*Short task*: Pictures do not belong in the copy. Write out exactly the lines from the one containing "What's the underlying" through the end of the data.

*Data for this task*:

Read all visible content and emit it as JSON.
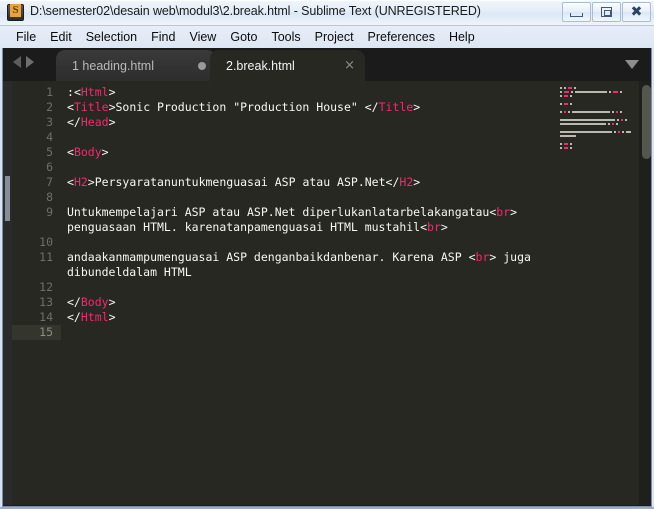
{
  "window": {
    "title": "D:\\semester02\\desain web\\modul3\\2.break.html - Sublime Text (UNREGISTERED)",
    "app_icon_name": "sublime-text-icon",
    "controls": {
      "minimize": "Minimize",
      "maximize": "Restore",
      "close": "Close"
    }
  },
  "menu": {
    "items": [
      {
        "label": "File"
      },
      {
        "label": "Edit"
      },
      {
        "label": "Selection"
      },
      {
        "label": "Find"
      },
      {
        "label": "View"
      },
      {
        "label": "Goto"
      },
      {
        "label": "Tools"
      },
      {
        "label": "Project"
      },
      {
        "label": "Preferences"
      },
      {
        "label": "Help"
      }
    ]
  },
  "tabs": {
    "nav_back": "Previous tab",
    "nav_forward": "Next tab",
    "overflow": "Show tab list",
    "items": [
      {
        "label": "1 heading.html",
        "active": false,
        "modified": true,
        "close": ""
      },
      {
        "label": "2.break.html",
        "active": true,
        "modified": false,
        "close": "×"
      }
    ]
  },
  "editor": {
    "current_line": 15,
    "line_numbers": [
      "1",
      "2",
      "3",
      "4",
      "5",
      "6",
      "7",
      "8",
      "9",
      "10",
      "11",
      "12",
      "13",
      "14",
      "15"
    ],
    "lines": [
      {
        "num": "1",
        "segments": [
          {
            "t": ":",
            "c": "punct"
          },
          {
            "t": "<",
            "c": "punct"
          },
          {
            "t": "Html",
            "c": "tag"
          },
          {
            "t": ">",
            "c": "punct"
          }
        ]
      },
      {
        "num": "2",
        "segments": [
          {
            "t": "<",
            "c": "punct"
          },
          {
            "t": "Title",
            "c": "tag"
          },
          {
            "t": ">",
            "c": "punct"
          },
          {
            "t": "Sonic Production \"Production House\" ",
            "c": "txt"
          },
          {
            "t": "</",
            "c": "punct"
          },
          {
            "t": "Title",
            "c": "tag"
          },
          {
            "t": ">",
            "c": "punct"
          }
        ]
      },
      {
        "num": "3",
        "segments": [
          {
            "t": "</",
            "c": "punct"
          },
          {
            "t": "Head",
            "c": "tag"
          },
          {
            "t": ">",
            "c": "punct"
          }
        ]
      },
      {
        "num": "4",
        "segments": []
      },
      {
        "num": "5",
        "segments": [
          {
            "t": "<",
            "c": "punct"
          },
          {
            "t": "Body",
            "c": "tag"
          },
          {
            "t": ">",
            "c": "punct"
          }
        ]
      },
      {
        "num": "6",
        "segments": []
      },
      {
        "num": "7",
        "segments": [
          {
            "t": "<",
            "c": "punct"
          },
          {
            "t": "H2",
            "c": "tag"
          },
          {
            "t": ">",
            "c": "punct"
          },
          {
            "t": "Persyaratanuntukmenguasai ASP atau ASP.Net",
            "c": "txt"
          },
          {
            "t": "</",
            "c": "punct"
          },
          {
            "t": "H2",
            "c": "tag"
          },
          {
            "t": ">",
            "c": "punct"
          }
        ]
      },
      {
        "num": "8",
        "segments": []
      },
      {
        "num": "9",
        "segments": [
          {
            "t": "Untukmempelajari ASP atau ASP.Net diperlukanlatarbelakangatau",
            "c": "txt"
          },
          {
            "t": "<",
            "c": "punct"
          },
          {
            "t": "br",
            "c": "tag"
          },
          {
            "t": ">",
            "c": "punct"
          }
        ]
      },
      {
        "num": "",
        "segments": [
          {
            "t": "penguasaan HTML. karenatanpamenguasai HTML mustahil",
            "c": "txt"
          },
          {
            "t": "<",
            "c": "punct"
          },
          {
            "t": "br",
            "c": "tag"
          },
          {
            "t": ">",
            "c": "punct"
          }
        ]
      },
      {
        "num": "10",
        "segments": []
      },
      {
        "num": "11",
        "segments": [
          {
            "t": "andaakanmampumenguasai ASP denganbaikdanbenar. Karena ASP ",
            "c": "txt"
          },
          {
            "t": "<",
            "c": "punct"
          },
          {
            "t": "br",
            "c": "tag"
          },
          {
            "t": ">",
            "c": "punct"
          },
          {
            "t": " juga",
            "c": "txt"
          }
        ]
      },
      {
        "num": "",
        "segments": [
          {
            "t": "dibundeldalam HTML",
            "c": "txt"
          }
        ]
      },
      {
        "num": "12",
        "segments": []
      },
      {
        "num": "13",
        "segments": [
          {
            "t": "</",
            "c": "punct"
          },
          {
            "t": "Body",
            "c": "tag"
          },
          {
            "t": ">",
            "c": "punct"
          }
        ]
      },
      {
        "num": "14",
        "segments": [
          {
            "t": "</",
            "c": "punct"
          },
          {
            "t": "Html",
            "c": "tag"
          },
          {
            "t": ">",
            "c": "punct"
          }
        ]
      },
      {
        "num": "15",
        "segments": []
      }
    ]
  },
  "colors": {
    "editor_bg": "#272822",
    "tag": "#f92672",
    "text": "#f7f7f2",
    "gutter_text": "#6e7066",
    "chrome_bg": "#1b1b1b",
    "title_bar": "#e4edf8"
  }
}
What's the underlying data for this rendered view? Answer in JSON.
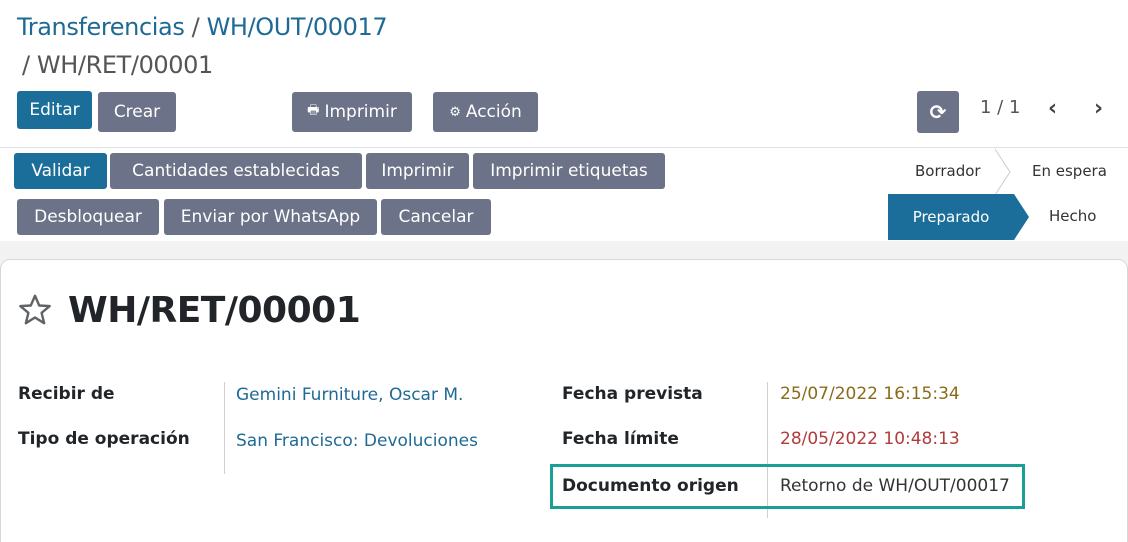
{
  "breadcrumb": {
    "root": "Transferencias",
    "sep1": "/",
    "parent": "WH/OUT/00017",
    "current": "/ WH/RET/00001"
  },
  "control": {
    "edit_label": "Editar",
    "create_label": "Crear",
    "print_label": "Imprimir",
    "action_label": "Acción",
    "pager": "1 / 1"
  },
  "actions": {
    "validate": "Validar",
    "set_quantities": "Cantidades establecidas",
    "print": "Imprimir",
    "print_labels": "Imprimir etiquetas",
    "unlock": "Desbloquear",
    "whatsapp": "Enviar por WhatsApp",
    "cancel": "Cancelar"
  },
  "statusbar": {
    "draft": "Borrador",
    "waiting": "En espera",
    "ready": "Preparado",
    "done": "Hecho",
    "active": "Preparado"
  },
  "record": {
    "name": "WH/RET/00001",
    "receive_from_label": "Recibir de",
    "receive_from": "Gemini Furniture, Oscar M.",
    "operation_type_label": "Tipo de operación",
    "operation_type": "San Francisco: Devoluciones",
    "scheduled_date_label": "Fecha prevista",
    "scheduled_date": "25/07/2022 16:15:34",
    "deadline_label": "Fecha límite",
    "deadline": "28/05/2022 10:48:13",
    "origin_label": "Documento origen",
    "origin": "Retorno de WH/OUT/00017"
  },
  "colors": {
    "primary": "#1b6e99",
    "secondary": "#6c7287",
    "highlight": "#1a9e95"
  }
}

*Solution*:
What's the underlying data for this rendered view? Answer in JSON.
{
  "breadcrumb": {
    "root": "Transferencias",
    "sep1": "/",
    "parent": "WH/OUT/00017",
    "current": "/ WH/RET/00001"
  },
  "control": {
    "edit_label": "Editar",
    "create_label": "Crear",
    "print_label": "Imprimir",
    "action_label": "Acción",
    "pager": "1 / 1"
  },
  "actions": {
    "validate": "Validar",
    "set_quantities": "Cantidades establecidas",
    "print": "Imprimir",
    "print_labels": "Imprimir etiquetas",
    "unlock": "Desbloquear",
    "whatsapp": "Enviar por WhatsApp",
    "cancel": "Cancelar"
  },
  "statusbar": {
    "draft": "Borrador",
    "waiting": "En espera",
    "ready": "Preparado",
    "done": "Hecho",
    "active": "Preparado"
  },
  "record": {
    "name": "WH/RET/00001",
    "receive_from_label": "Recibir de",
    "receive_from": "Gemini Furniture, Oscar M.",
    "operation_type_label": "Tipo de operación",
    "operation_type": "San Francisco: Devoluciones",
    "scheduled_date_label": "Fecha prevista",
    "scheduled_date": "25/07/2022 16:15:34",
    "deadline_label": "Fecha límite",
    "deadline": "28/05/2022 10:48:13",
    "origin_label": "Documento origen",
    "origin": "Retorno de WH/OUT/00017"
  },
  "colors": {
    "primary": "#1b6e99",
    "secondary": "#6c7287",
    "highlight": "#1a9e95"
  }
}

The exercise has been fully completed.